begin Supplied material
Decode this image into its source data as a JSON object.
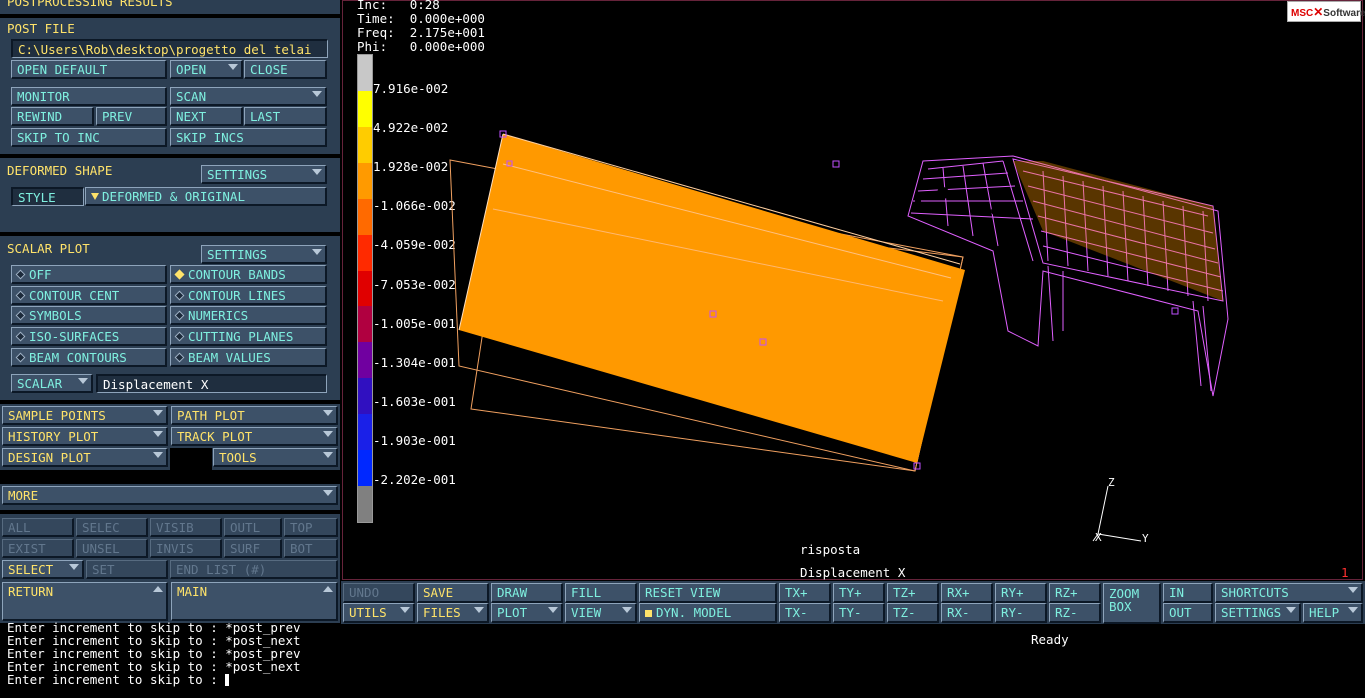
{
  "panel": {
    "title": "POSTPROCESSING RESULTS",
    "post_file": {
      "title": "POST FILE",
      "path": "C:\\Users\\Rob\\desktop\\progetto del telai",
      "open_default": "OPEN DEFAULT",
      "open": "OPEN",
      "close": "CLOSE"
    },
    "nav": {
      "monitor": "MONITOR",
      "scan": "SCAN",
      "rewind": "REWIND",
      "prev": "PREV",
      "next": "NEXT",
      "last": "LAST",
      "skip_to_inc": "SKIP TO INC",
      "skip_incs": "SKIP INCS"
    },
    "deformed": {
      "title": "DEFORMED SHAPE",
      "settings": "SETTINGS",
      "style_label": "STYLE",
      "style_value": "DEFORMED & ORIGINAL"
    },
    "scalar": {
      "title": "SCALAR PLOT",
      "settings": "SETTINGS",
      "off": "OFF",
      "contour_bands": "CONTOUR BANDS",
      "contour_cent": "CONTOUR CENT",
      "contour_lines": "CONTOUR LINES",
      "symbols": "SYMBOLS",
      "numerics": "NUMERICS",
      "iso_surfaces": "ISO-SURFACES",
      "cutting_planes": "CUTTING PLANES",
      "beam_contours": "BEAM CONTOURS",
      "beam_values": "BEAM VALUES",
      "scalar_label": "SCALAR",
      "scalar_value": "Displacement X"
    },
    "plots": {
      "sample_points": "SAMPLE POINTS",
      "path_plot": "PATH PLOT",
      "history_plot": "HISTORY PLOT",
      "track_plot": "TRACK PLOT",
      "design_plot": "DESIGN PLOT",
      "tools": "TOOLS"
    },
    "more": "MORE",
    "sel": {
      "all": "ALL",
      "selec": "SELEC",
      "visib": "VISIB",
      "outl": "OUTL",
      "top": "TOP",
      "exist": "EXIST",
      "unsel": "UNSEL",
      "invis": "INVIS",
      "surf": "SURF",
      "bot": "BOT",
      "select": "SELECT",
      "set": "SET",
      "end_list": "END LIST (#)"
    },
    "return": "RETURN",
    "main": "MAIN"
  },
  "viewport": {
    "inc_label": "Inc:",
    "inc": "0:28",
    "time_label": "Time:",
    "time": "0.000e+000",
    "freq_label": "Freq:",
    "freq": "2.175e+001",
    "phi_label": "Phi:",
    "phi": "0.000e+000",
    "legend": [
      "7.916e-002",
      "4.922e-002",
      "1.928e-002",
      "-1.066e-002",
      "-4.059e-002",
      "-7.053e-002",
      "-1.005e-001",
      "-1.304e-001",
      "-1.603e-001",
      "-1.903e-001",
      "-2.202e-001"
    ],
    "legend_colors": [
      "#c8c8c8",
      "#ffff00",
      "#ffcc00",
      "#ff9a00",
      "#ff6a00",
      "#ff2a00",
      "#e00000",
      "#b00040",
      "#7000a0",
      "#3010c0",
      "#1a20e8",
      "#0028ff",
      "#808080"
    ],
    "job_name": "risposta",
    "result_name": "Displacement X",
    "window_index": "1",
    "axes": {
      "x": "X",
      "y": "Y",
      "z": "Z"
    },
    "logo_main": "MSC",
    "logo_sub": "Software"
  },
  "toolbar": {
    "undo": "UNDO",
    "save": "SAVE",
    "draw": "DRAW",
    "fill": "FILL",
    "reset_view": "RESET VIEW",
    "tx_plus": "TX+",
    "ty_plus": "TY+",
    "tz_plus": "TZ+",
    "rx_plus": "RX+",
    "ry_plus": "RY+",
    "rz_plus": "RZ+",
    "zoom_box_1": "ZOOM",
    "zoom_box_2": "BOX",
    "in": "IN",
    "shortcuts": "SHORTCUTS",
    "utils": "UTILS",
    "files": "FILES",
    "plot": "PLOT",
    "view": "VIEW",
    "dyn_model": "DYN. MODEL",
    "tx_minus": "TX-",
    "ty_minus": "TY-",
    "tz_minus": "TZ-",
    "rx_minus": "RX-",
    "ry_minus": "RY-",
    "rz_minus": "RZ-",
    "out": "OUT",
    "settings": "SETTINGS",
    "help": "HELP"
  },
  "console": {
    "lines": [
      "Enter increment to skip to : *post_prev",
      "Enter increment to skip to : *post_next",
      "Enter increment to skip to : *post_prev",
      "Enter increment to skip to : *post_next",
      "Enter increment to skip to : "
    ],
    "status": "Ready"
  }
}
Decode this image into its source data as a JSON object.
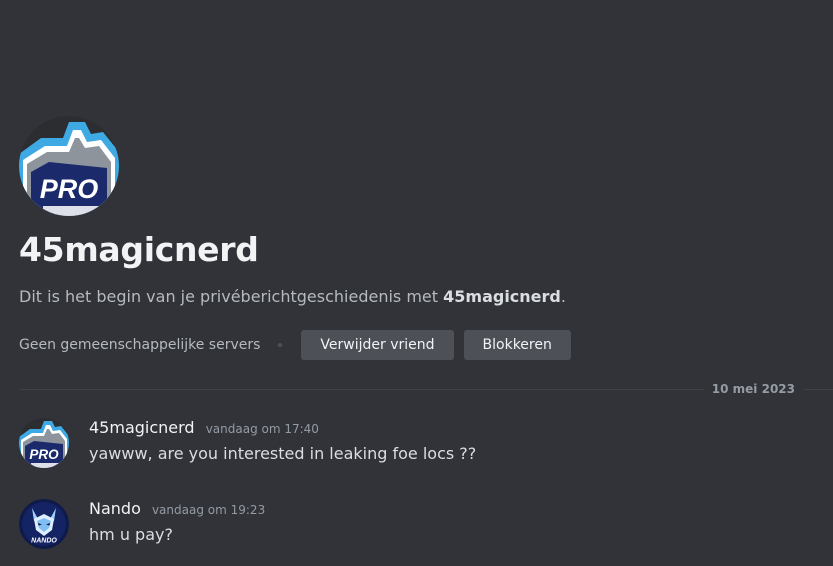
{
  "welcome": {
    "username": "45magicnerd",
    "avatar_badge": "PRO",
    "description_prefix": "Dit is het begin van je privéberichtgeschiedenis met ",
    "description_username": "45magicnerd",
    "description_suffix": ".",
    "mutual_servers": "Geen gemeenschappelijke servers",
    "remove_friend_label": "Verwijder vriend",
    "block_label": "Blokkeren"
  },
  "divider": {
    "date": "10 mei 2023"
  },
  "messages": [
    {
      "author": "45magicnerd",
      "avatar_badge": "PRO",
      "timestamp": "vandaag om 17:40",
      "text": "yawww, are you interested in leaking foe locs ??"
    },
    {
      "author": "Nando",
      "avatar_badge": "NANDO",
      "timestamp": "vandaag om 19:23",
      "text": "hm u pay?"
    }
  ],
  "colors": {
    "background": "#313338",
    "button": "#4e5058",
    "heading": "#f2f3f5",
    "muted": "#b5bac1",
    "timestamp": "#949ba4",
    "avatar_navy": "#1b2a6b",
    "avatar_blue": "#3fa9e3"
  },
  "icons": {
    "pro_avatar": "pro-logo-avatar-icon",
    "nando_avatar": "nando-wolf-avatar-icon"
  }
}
end Supplied material
begin Supplied material
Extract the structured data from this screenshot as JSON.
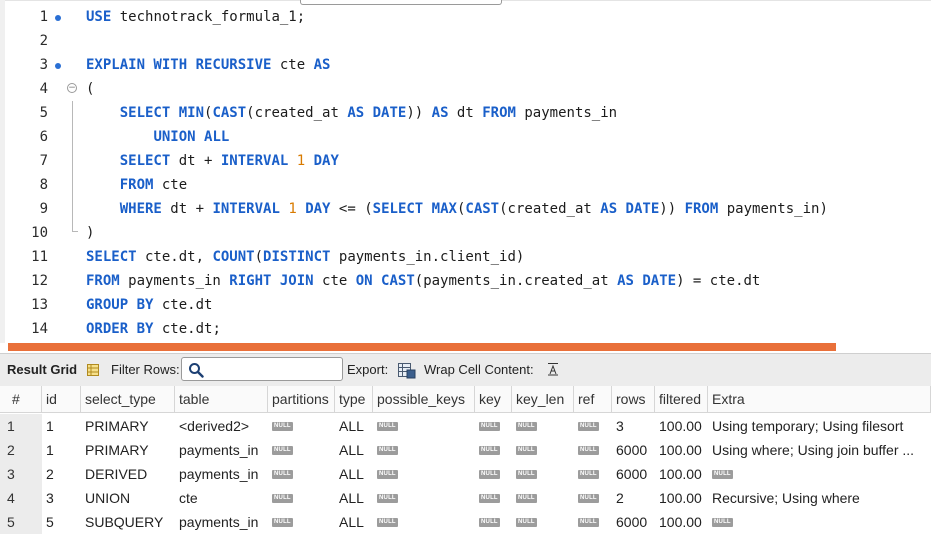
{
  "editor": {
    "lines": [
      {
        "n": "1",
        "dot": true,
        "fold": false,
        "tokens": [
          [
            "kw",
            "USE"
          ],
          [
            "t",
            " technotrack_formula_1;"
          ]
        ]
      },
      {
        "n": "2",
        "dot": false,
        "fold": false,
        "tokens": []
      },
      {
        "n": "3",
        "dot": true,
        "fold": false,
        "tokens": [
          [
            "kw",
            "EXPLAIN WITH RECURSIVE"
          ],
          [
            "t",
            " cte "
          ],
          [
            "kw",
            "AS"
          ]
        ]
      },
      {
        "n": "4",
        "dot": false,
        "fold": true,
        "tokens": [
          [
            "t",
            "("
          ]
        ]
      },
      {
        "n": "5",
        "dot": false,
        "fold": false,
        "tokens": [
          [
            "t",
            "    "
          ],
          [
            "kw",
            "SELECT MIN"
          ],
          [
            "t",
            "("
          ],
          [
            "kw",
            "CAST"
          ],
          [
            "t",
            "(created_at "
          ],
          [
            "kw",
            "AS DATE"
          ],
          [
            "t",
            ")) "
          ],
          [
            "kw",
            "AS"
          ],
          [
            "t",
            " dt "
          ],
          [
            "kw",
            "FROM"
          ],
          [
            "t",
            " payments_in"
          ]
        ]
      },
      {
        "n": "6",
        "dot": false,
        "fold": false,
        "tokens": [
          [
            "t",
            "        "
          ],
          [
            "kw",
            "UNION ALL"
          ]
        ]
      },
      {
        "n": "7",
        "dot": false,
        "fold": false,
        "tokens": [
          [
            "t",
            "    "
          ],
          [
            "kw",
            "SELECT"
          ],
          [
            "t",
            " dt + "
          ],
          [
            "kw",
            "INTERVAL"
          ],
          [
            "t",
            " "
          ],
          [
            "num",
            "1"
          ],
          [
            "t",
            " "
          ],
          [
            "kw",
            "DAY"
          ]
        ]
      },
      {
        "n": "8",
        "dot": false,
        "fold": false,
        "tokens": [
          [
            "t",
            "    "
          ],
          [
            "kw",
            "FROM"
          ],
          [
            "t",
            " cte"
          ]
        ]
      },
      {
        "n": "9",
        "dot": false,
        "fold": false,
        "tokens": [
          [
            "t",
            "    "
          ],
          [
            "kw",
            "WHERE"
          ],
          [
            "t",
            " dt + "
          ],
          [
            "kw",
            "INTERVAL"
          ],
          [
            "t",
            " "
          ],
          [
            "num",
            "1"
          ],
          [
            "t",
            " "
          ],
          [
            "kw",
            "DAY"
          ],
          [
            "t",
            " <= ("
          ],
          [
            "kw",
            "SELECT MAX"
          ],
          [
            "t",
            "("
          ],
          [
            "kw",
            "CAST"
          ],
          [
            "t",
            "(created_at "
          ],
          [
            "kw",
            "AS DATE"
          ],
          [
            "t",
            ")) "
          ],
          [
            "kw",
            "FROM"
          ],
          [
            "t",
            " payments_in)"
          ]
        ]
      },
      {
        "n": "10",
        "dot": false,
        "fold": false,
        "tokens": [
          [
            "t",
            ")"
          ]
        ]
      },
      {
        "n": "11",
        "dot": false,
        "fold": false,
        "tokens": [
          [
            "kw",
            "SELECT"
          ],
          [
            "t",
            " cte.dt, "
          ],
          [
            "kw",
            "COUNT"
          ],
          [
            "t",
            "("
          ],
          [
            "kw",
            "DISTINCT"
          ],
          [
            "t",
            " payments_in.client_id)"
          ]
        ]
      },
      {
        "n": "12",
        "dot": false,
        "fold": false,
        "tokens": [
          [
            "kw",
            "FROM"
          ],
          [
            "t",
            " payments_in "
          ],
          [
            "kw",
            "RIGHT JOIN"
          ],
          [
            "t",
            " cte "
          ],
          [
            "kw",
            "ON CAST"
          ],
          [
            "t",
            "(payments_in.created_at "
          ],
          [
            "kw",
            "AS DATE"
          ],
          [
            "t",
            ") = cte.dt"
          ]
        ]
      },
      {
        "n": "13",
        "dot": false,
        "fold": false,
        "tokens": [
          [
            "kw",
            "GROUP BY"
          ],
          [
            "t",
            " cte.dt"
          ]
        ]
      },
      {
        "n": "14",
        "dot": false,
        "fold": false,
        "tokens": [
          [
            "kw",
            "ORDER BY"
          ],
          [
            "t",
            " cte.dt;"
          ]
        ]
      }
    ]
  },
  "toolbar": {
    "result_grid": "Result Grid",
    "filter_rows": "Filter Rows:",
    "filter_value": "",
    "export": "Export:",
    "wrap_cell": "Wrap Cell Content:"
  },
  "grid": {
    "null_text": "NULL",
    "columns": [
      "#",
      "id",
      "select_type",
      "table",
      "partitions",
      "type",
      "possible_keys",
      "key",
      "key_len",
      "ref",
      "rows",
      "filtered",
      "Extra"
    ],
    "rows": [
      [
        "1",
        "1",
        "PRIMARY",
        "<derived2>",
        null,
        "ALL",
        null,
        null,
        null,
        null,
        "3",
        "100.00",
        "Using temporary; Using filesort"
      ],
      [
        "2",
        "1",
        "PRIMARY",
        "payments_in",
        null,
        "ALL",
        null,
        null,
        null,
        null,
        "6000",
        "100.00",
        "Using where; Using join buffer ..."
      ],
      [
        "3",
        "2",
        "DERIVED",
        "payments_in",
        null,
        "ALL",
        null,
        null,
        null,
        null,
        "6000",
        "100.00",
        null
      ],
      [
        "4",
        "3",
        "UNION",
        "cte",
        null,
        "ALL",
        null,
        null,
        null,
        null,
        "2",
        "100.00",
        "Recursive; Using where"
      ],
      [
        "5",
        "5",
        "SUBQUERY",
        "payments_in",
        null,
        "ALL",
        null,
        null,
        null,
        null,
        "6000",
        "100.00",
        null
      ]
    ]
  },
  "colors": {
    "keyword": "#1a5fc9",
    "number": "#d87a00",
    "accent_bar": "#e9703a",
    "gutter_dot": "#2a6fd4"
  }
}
end Supplied material
begin Supplied material
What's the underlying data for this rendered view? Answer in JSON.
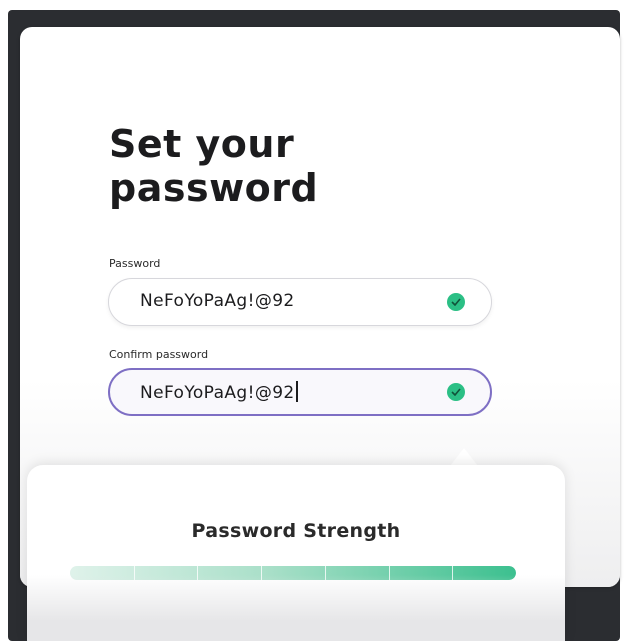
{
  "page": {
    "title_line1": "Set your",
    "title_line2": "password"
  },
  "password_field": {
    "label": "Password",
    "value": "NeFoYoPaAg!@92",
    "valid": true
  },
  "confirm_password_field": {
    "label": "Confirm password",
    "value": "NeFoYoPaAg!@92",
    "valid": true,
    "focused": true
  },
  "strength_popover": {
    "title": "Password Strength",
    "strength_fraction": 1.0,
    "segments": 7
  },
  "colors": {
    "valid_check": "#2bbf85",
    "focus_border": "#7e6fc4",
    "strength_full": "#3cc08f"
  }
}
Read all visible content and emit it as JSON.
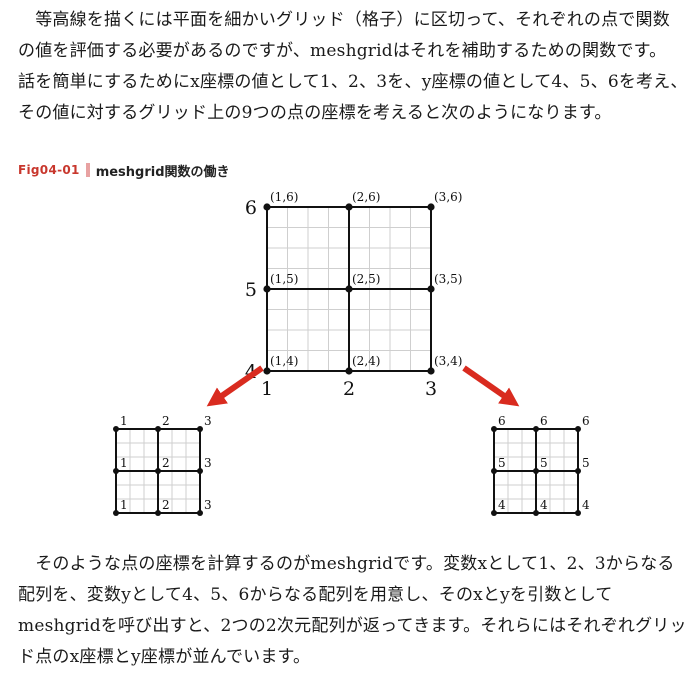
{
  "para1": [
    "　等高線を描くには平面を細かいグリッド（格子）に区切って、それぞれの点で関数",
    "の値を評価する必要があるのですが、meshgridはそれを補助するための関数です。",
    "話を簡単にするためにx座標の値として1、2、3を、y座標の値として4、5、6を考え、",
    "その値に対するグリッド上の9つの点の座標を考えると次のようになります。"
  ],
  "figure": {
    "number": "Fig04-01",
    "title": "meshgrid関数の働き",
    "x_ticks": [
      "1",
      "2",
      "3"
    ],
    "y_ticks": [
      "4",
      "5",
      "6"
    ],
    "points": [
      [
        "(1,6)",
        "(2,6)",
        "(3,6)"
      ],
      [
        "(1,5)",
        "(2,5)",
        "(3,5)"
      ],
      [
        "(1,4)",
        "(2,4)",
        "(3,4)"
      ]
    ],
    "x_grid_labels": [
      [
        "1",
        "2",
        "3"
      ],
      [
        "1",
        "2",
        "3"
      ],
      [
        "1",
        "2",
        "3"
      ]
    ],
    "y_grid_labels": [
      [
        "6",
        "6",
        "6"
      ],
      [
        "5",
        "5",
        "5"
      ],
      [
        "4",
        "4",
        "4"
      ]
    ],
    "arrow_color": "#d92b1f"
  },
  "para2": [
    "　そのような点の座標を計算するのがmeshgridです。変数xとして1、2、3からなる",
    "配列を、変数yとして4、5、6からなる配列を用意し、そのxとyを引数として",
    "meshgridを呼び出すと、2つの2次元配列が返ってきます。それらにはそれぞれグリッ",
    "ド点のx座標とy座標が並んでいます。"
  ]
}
end Supplied material
## [What is asked]
The answer must consist solely of the number of lines in the entries that contain the word "timestamp".

## [Task answer]
3